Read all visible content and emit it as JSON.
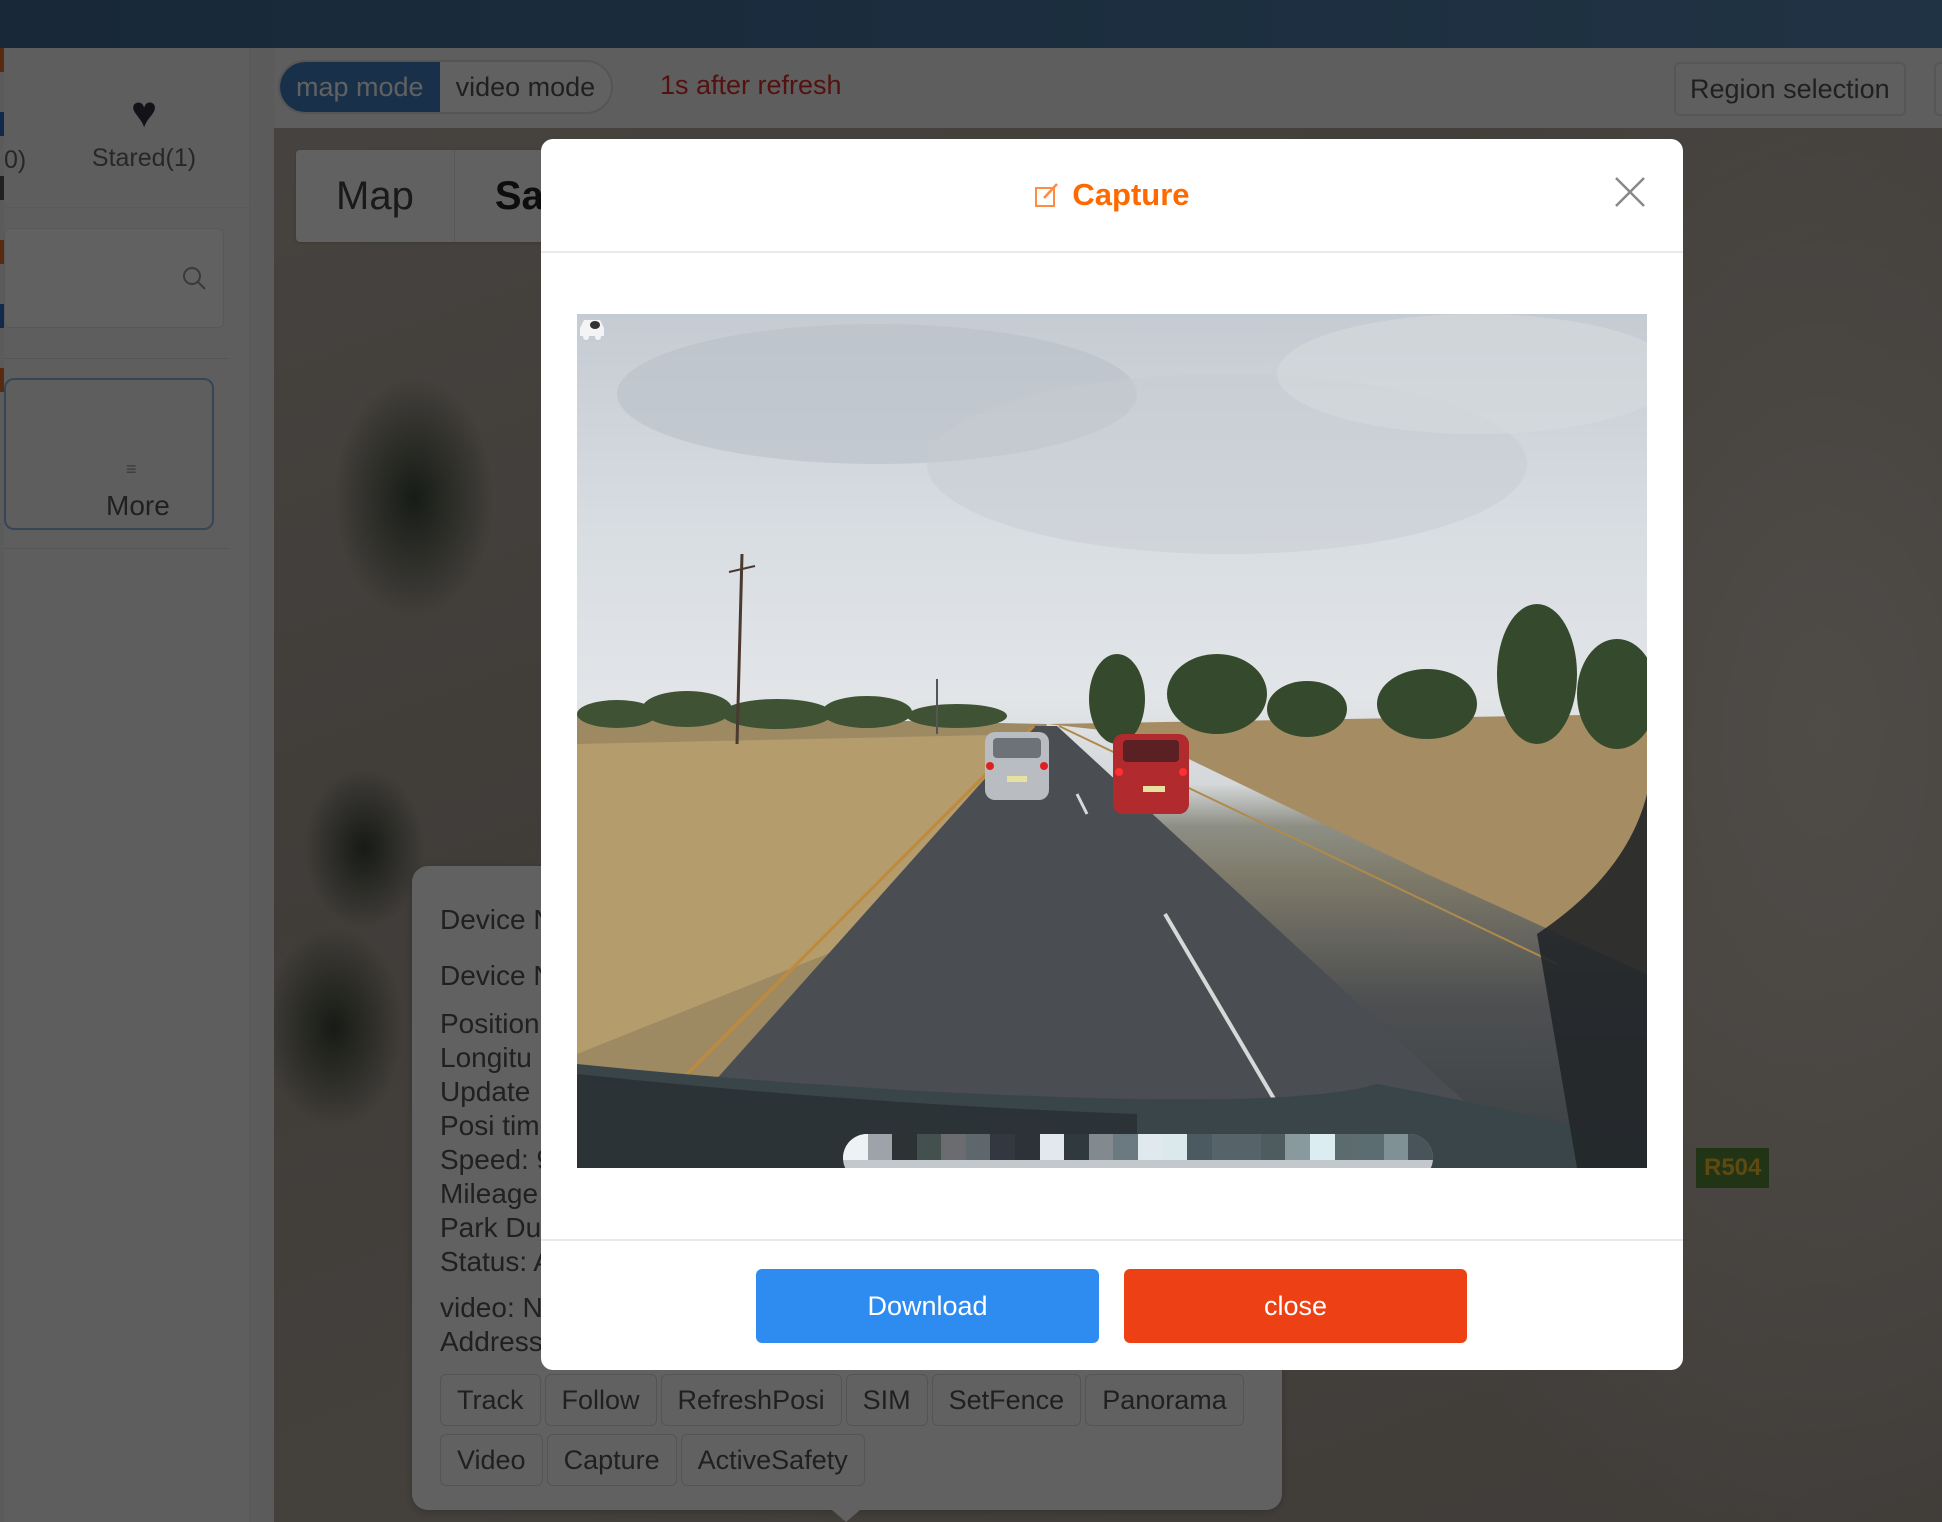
{
  "app": {
    "sidebar": {
      "tab_all_count_fragment": "0)",
      "tab_stared_label": "Stared(1)",
      "search_placeholder": "",
      "more_label": "More"
    },
    "toolbar": {
      "modes": [
        {
          "label": "map mode",
          "active": true
        },
        {
          "label": "video mode",
          "active": false
        }
      ],
      "refresh_note": "1s after refresh",
      "region_selection_label": "Region selection"
    },
    "map": {
      "tabs": [
        {
          "label": "Map",
          "active": false
        },
        {
          "label": "Sa",
          "active": true
        }
      ],
      "road_label": "R504"
    },
    "device_info": {
      "lines": [
        "Device N",
        "Device N",
        "Position",
        "Longitu",
        "Update",
        "Posi tim",
        "Speed: 9",
        "Mileage",
        "Park Du",
        "Status: A",
        "video: N",
        "Address"
      ],
      "actions_row1": [
        "Track",
        "Follow",
        "RefreshPosi",
        "SIM",
        "SetFence",
        "Panorama"
      ],
      "actions_row2": [
        "Video",
        "Capture",
        "ActiveSafety"
      ]
    }
  },
  "modal": {
    "title": "Capture",
    "title_icon": "edit-icon",
    "title_color": "#ff6a00",
    "image_alt": "Dashcam capture: rural two-lane road with a silver and a red hatchback ahead under an overcast sky",
    "buttons": {
      "download_label": "Download",
      "close_label": "close"
    },
    "colors": {
      "download": "#2e8cf0",
      "close": "#ed4014"
    }
  }
}
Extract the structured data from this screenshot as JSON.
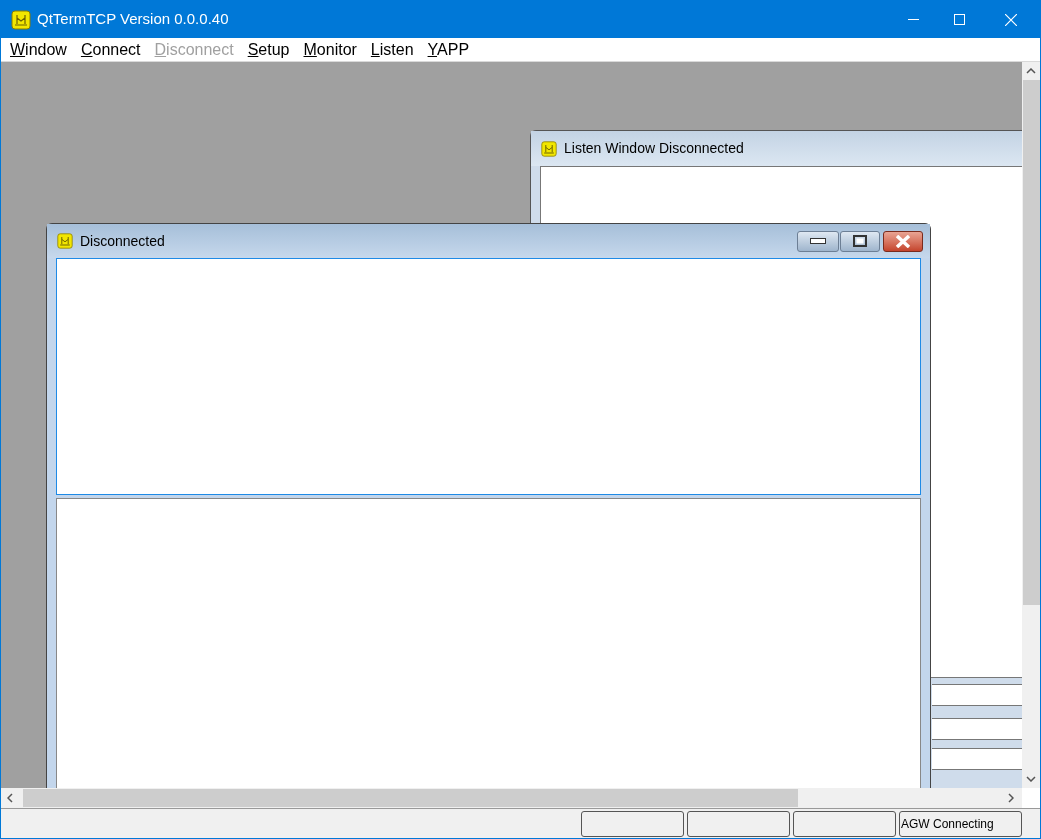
{
  "window": {
    "title": "QtTermTCP Version 0.0.0.40"
  },
  "menu": [
    {
      "mnemonic": "W",
      "rest": "indow",
      "disabled": false
    },
    {
      "mnemonic": "C",
      "rest": "onnect",
      "disabled": false
    },
    {
      "mnemonic": "D",
      "rest": "isconnect",
      "disabled": true
    },
    {
      "mnemonic": "S",
      "rest": "etup",
      "disabled": false
    },
    {
      "mnemonic": "M",
      "rest": "onitor",
      "disabled": false
    },
    {
      "mnemonic": "L",
      "rest": "isten",
      "disabled": false
    },
    {
      "mnemonic": "Y",
      "rest": "APP",
      "disabled": false
    }
  ],
  "listen_window": {
    "title": "Listen Window Disconnected"
  },
  "session_window": {
    "title": "Disconnected"
  },
  "status_bar": {
    "status": "AGW Connecting"
  }
}
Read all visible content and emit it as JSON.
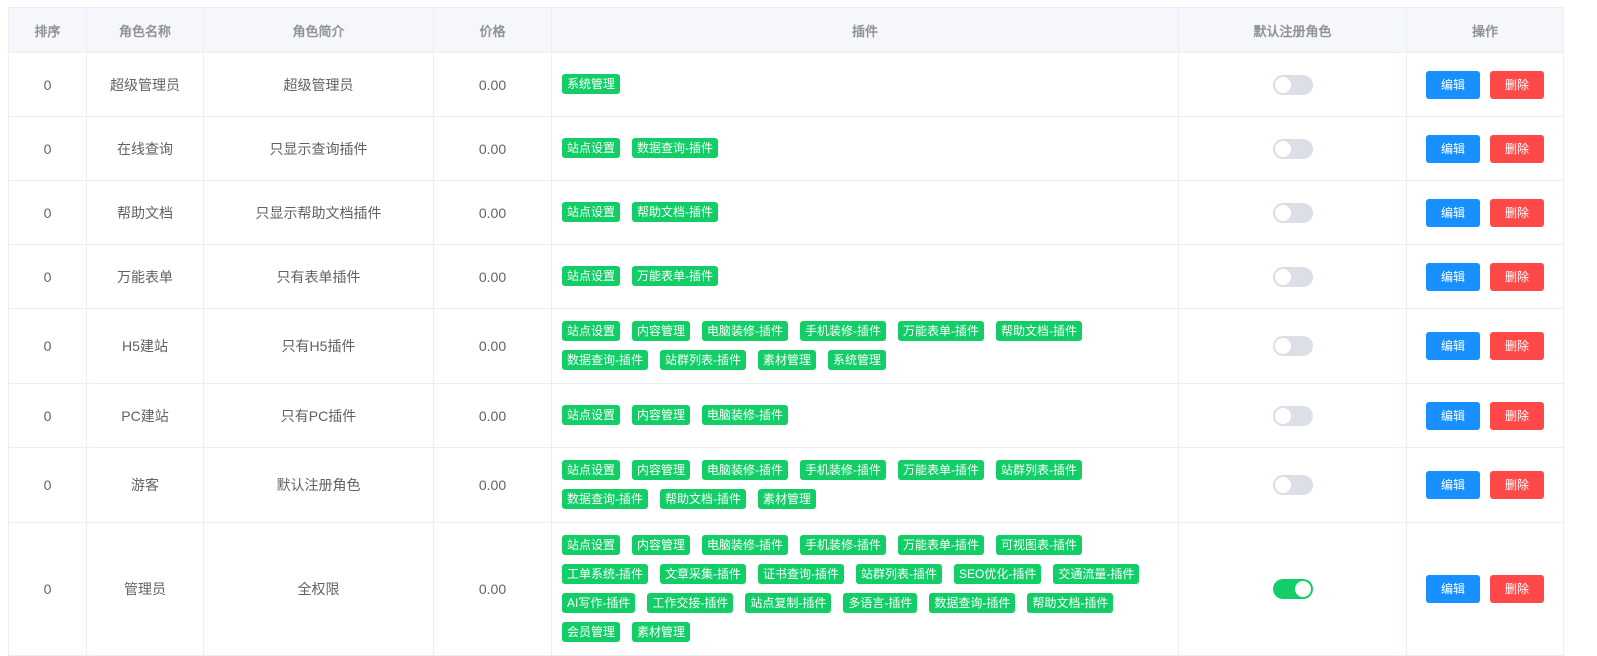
{
  "headers": [
    "排序",
    "角色名称",
    "角色简介",
    "价格",
    "插件",
    "默认注册角色",
    "操作"
  ],
  "buttons": {
    "edit": "编辑",
    "delete": "删除"
  },
  "rows": [
    {
      "sort": "0",
      "name": "超级管理员",
      "desc": "超级管理员",
      "price": "0.00",
      "plugins": [
        "系统管理"
      ],
      "default": false
    },
    {
      "sort": "0",
      "name": "在线查询",
      "desc": "只显示查询插件",
      "price": "0.00",
      "plugins": [
        "站点设置",
        "数据查询-插件"
      ],
      "default": false
    },
    {
      "sort": "0",
      "name": "帮助文档",
      "desc": "只显示帮助文档插件",
      "price": "0.00",
      "plugins": [
        "站点设置",
        "帮助文档-插件"
      ],
      "default": false
    },
    {
      "sort": "0",
      "name": "万能表单",
      "desc": "只有表单插件",
      "price": "0.00",
      "plugins": [
        "站点设置",
        "万能表单-插件"
      ],
      "default": false
    },
    {
      "sort": "0",
      "name": "H5建站",
      "desc": "只有H5插件",
      "price": "0.00",
      "plugins": [
        "站点设置",
        "内容管理",
        "电脑装修-插件",
        "手机装修-插件",
        "万能表单-插件",
        "帮助文档-插件",
        "数据查询-插件",
        "站群列表-插件",
        "素材管理",
        "系统管理"
      ],
      "default": false
    },
    {
      "sort": "0",
      "name": "PC建站",
      "desc": "只有PC插件",
      "price": "0.00",
      "plugins": [
        "站点设置",
        "内容管理",
        "电脑装修-插件"
      ],
      "default": false
    },
    {
      "sort": "0",
      "name": "游客",
      "desc": "默认注册角色",
      "price": "0.00",
      "plugins": [
        "站点设置",
        "内容管理",
        "电脑装修-插件",
        "手机装修-插件",
        "万能表单-插件",
        "站群列表-插件",
        "数据查询-插件",
        "帮助文档-插件",
        "素材管理"
      ],
      "default": false
    },
    {
      "sort": "0",
      "name": "管理员",
      "desc": "全权限",
      "price": "0.00",
      "plugins": [
        "站点设置",
        "内容管理",
        "电脑装修-插件",
        "手机装修-插件",
        "万能表单-插件",
        "可视图表-插件",
        "工单系统-插件",
        "文章采集-插件",
        "证书查询-插件",
        "站群列表-插件",
        "SEO优化-插件",
        "交通流量-插件",
        "AI写作-插件",
        "工作交接-插件",
        "站点复制-插件",
        "多语言-插件",
        "数据查询-插件",
        "帮助文档-插件",
        "会员管理",
        "素材管理"
      ],
      "default": true
    }
  ]
}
+ + +
WRITTEN PROBLEM
Search the entries for the word "mnemonic", then list each line that holds it.

EXERCISE ANSWER
      "mnemonic": "W",
      "mnemonic": "C",
      "mnemonic": "D",
      "mnemonic": "S",
      "mnemonic": "M",
      "mnemonic": "L",
      "mnemonic": "Y",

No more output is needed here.